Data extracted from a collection
--------------------------------

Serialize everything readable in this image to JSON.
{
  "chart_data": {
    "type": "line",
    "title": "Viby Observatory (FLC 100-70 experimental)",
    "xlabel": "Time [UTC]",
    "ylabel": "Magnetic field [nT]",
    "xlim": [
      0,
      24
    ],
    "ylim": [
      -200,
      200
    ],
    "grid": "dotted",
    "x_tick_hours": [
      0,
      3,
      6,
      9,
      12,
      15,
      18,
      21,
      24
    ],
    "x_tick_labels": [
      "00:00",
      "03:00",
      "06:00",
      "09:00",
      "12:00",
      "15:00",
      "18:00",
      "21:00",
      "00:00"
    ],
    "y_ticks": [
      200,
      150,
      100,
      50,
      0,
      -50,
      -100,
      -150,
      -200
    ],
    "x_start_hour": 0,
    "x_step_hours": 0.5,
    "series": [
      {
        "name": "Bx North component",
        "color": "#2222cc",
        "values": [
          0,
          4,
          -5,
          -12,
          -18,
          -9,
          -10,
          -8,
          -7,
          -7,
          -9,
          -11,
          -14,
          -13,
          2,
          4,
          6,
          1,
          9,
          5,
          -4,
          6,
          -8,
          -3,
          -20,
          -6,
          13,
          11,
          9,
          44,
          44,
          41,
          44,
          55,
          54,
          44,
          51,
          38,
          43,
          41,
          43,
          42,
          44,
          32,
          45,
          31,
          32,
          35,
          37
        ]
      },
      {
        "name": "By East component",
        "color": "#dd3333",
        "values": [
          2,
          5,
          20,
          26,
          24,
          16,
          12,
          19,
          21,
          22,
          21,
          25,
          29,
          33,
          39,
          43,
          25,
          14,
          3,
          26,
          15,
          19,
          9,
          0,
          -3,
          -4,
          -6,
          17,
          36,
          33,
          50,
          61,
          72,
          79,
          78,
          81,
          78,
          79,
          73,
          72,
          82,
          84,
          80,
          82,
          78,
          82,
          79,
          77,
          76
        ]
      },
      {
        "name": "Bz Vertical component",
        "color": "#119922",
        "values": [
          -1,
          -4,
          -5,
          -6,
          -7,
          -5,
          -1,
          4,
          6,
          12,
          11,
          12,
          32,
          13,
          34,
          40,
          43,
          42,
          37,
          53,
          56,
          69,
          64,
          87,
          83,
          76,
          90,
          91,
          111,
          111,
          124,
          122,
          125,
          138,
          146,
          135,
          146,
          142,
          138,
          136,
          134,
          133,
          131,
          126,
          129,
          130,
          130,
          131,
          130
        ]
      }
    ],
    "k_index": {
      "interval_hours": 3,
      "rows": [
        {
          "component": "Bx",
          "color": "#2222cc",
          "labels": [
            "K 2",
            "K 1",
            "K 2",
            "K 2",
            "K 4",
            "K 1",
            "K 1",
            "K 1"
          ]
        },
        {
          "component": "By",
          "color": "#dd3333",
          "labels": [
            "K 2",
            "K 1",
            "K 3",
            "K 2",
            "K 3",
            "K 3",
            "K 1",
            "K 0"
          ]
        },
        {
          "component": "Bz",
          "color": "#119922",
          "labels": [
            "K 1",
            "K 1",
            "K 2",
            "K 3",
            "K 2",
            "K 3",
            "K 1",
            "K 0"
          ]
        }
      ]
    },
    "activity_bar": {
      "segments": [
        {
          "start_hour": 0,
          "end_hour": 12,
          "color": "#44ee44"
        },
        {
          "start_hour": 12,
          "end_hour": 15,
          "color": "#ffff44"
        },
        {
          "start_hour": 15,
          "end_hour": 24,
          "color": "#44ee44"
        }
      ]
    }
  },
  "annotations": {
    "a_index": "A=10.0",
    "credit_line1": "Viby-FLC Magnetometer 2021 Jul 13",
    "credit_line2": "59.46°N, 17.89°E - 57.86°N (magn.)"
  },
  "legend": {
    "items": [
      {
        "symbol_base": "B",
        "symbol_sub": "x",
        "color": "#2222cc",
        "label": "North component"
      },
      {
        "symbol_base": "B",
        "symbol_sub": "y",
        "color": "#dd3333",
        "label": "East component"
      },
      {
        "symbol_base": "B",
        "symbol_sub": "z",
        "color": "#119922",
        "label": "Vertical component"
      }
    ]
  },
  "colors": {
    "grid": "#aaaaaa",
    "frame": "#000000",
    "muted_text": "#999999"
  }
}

--------------------------------

** What is asked **
Extract all the material, leaving every line as it is.

** Solution for this exercise **
Serialize everything readable in this image to JSON.
{
  "chart_data": {
    "type": "line",
    "title": "Viby Observatory (FLC 100-70 experimental)",
    "xlabel": "Time [UTC]",
    "ylabel": "Magnetic field [nT]",
    "xlim": [
      0,
      24
    ],
    "ylim": [
      -200,
      200
    ],
    "grid": "dotted",
    "x_tick_hours": [
      0,
      3,
      6,
      9,
      12,
      15,
      18,
      21,
      24
    ],
    "x_tick_labels": [
      "00:00",
      "03:00",
      "06:00",
      "09:00",
      "12:00",
      "15:00",
      "18:00",
      "21:00",
      "00:00"
    ],
    "y_ticks": [
      200,
      150,
      100,
      50,
      0,
      -50,
      -100,
      -150,
      -200
    ],
    "x_start_hour": 0,
    "x_step_hours": 0.5,
    "series": [
      {
        "name": "Bx North component",
        "color": "#2222cc",
        "values": [
          0,
          4,
          -5,
          -12,
          -18,
          -9,
          -10,
          -8,
          -7,
          -7,
          -9,
          -11,
          -14,
          -13,
          2,
          4,
          6,
          1,
          9,
          5,
          -4,
          6,
          -8,
          -3,
          -20,
          -6,
          13,
          11,
          9,
          44,
          44,
          41,
          44,
          55,
          54,
          44,
          51,
          38,
          43,
          41,
          43,
          42,
          44,
          32,
          45,
          31,
          32,
          35,
          37
        ]
      },
      {
        "name": "By East component",
        "color": "#dd3333",
        "values": [
          2,
          5,
          20,
          26,
          24,
          16,
          12,
          19,
          21,
          22,
          21,
          25,
          29,
          33,
          39,
          43,
          25,
          14,
          3,
          26,
          15,
          19,
          9,
          0,
          -3,
          -4,
          -6,
          17,
          36,
          33,
          50,
          61,
          72,
          79,
          78,
          81,
          78,
          79,
          73,
          72,
          82,
          84,
          80,
          82,
          78,
          82,
          79,
          77,
          76
        ]
      },
      {
        "name": "Bz Vertical component",
        "color": "#119922",
        "values": [
          -1,
          -4,
          -5,
          -6,
          -7,
          -5,
          -1,
          4,
          6,
          12,
          11,
          12,
          32,
          13,
          34,
          40,
          43,
          42,
          37,
          53,
          56,
          69,
          64,
          87,
          83,
          76,
          90,
          91,
          111,
          111,
          124,
          122,
          125,
          138,
          146,
          135,
          146,
          142,
          138,
          136,
          134,
          133,
          131,
          126,
          129,
          130,
          130,
          131,
          130
        ]
      }
    ],
    "k_index": {
      "interval_hours": 3,
      "rows": [
        {
          "component": "Bx",
          "color": "#2222cc",
          "labels": [
            "K 2",
            "K 1",
            "K 2",
            "K 2",
            "K 4",
            "K 1",
            "K 1",
            "K 1"
          ]
        },
        {
          "component": "By",
          "color": "#dd3333",
          "labels": [
            "K 2",
            "K 1",
            "K 3",
            "K 2",
            "K 3",
            "K 3",
            "K 1",
            "K 0"
          ]
        },
        {
          "component": "Bz",
          "color": "#119922",
          "labels": [
            "K 1",
            "K 1",
            "K 2",
            "K 3",
            "K 2",
            "K 3",
            "K 1",
            "K 0"
          ]
        }
      ]
    },
    "activity_bar": {
      "segments": [
        {
          "start_hour": 0,
          "end_hour": 12,
          "color": "#44ee44"
        },
        {
          "start_hour": 12,
          "end_hour": 15,
          "color": "#ffff44"
        },
        {
          "start_hour": 15,
          "end_hour": 24,
          "color": "#44ee44"
        }
      ]
    }
  },
  "annotations": {
    "a_index": "A=10.0",
    "credit_line1": "Viby-FLC Magnetometer 2021 Jul 13",
    "credit_line2": "59.46°N, 17.89°E - 57.86°N (magn.)"
  },
  "legend": {
    "items": [
      {
        "symbol_base": "B",
        "symbol_sub": "x",
        "color": "#2222cc",
        "label": "North component"
      },
      {
        "symbol_base": "B",
        "symbol_sub": "y",
        "color": "#dd3333",
        "label": "East component"
      },
      {
        "symbol_base": "B",
        "symbol_sub": "z",
        "color": "#119922",
        "label": "Vertical component"
      }
    ]
  },
  "colors": {
    "grid": "#aaaaaa",
    "frame": "#000000",
    "muted_text": "#999999"
  }
}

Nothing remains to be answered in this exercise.